*Direction*: Every line below that contains "title" is to be copied.

** Start **

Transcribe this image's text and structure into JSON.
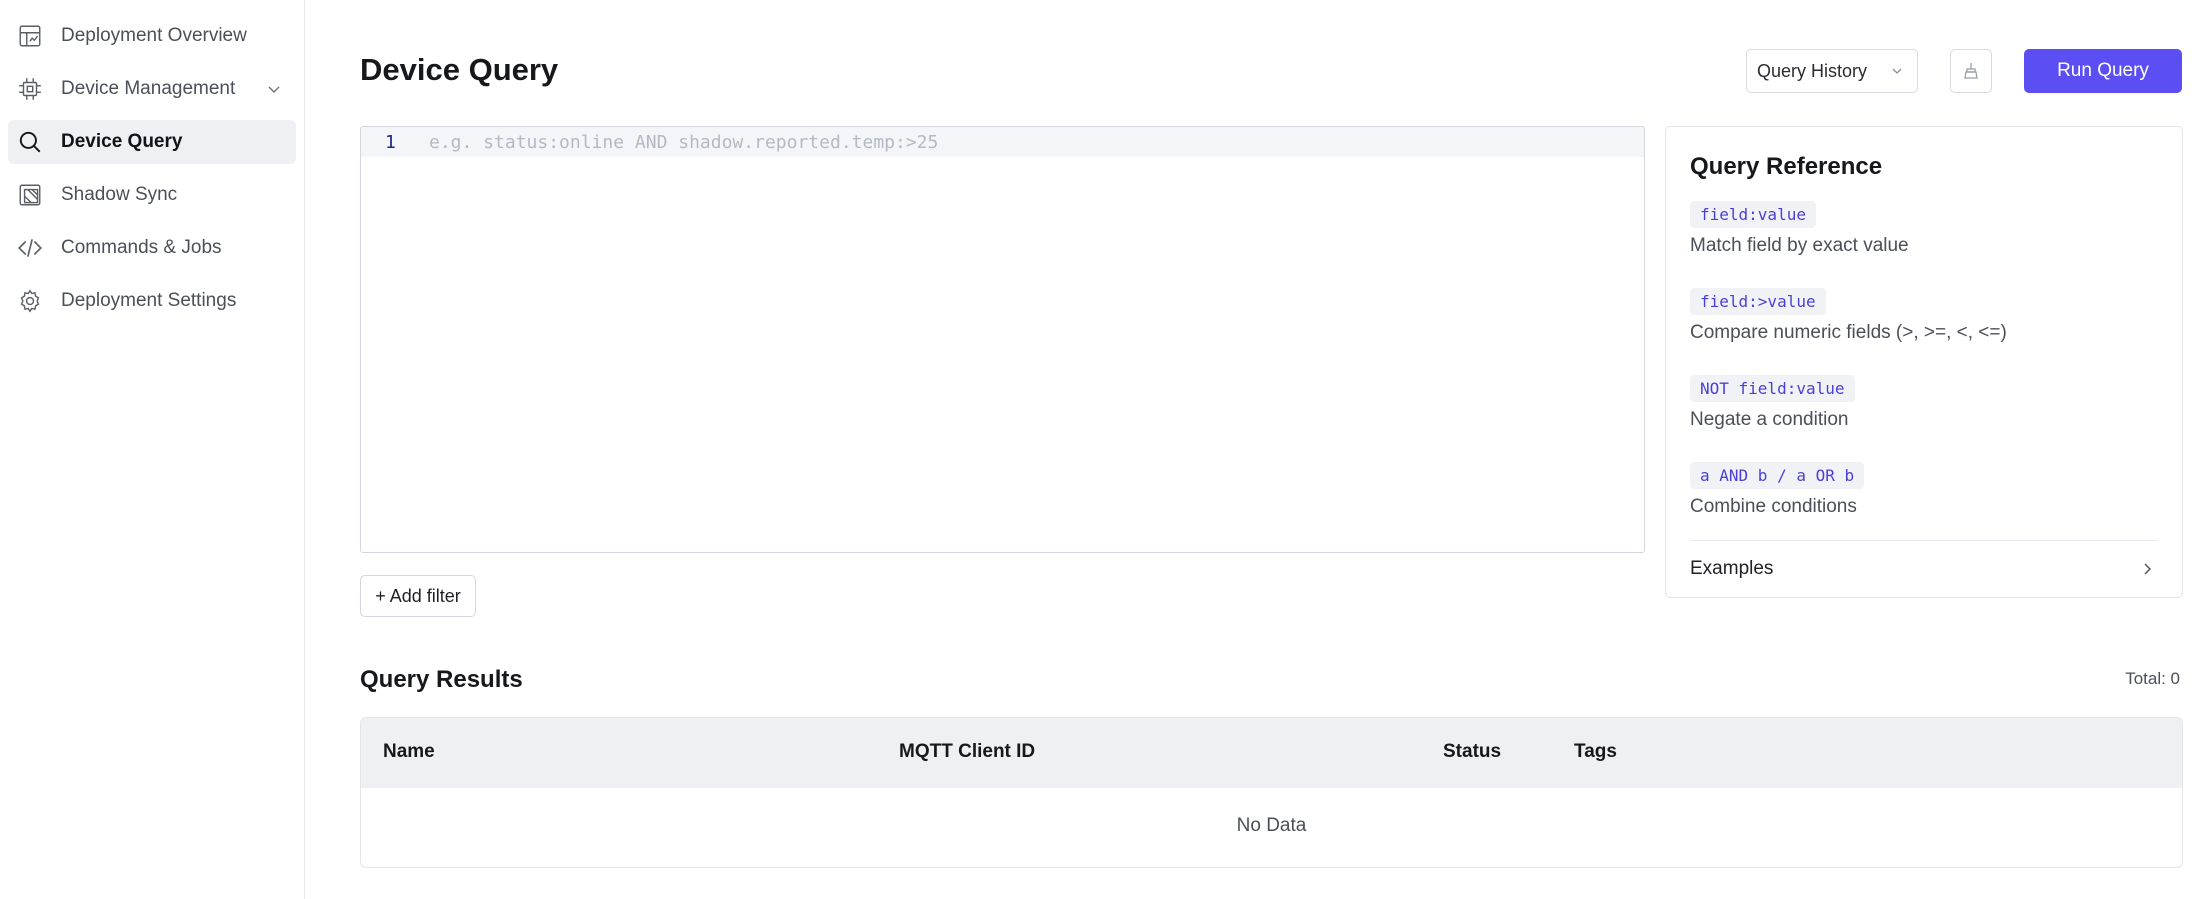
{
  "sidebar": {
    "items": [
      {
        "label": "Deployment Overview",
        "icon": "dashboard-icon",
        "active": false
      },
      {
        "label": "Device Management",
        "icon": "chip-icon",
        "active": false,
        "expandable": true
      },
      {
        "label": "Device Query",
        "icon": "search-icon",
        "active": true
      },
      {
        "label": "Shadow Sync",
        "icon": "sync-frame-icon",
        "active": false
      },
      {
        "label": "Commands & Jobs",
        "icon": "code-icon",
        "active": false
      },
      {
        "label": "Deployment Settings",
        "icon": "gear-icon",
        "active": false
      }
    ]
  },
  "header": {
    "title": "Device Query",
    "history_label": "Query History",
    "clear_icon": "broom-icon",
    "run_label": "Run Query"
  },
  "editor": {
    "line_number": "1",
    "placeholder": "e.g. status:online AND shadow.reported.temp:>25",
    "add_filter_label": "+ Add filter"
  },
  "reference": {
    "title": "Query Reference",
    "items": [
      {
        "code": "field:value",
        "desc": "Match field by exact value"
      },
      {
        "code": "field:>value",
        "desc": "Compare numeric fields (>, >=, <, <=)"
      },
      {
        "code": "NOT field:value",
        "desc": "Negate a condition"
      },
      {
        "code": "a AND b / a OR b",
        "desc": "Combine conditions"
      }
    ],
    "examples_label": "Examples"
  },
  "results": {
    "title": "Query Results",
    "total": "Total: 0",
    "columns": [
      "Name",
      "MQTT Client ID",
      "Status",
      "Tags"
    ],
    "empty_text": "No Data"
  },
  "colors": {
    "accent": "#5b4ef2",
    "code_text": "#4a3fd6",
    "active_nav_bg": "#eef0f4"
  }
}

** End **
** Start **

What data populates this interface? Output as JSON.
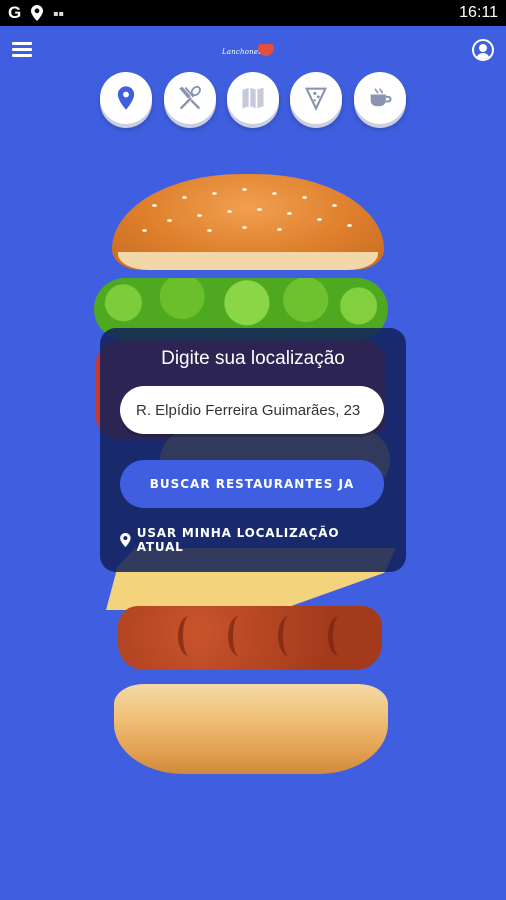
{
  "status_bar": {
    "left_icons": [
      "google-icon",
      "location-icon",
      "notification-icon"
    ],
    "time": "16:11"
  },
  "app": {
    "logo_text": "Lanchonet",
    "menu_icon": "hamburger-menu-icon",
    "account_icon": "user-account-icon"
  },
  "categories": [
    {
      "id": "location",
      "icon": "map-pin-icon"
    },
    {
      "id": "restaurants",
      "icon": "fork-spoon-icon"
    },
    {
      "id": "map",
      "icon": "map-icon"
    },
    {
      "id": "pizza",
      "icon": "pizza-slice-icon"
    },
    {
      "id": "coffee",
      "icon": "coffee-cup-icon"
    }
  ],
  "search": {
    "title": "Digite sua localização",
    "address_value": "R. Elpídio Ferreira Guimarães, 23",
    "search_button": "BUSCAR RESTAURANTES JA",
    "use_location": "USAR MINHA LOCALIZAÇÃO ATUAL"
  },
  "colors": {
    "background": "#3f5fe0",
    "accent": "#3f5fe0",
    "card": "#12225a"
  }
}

** End **

*The solution*:
    "title": "Device Query",
    "title": "Query Reference",
    "title": "Query Results",
    "title": "Digite sua localização",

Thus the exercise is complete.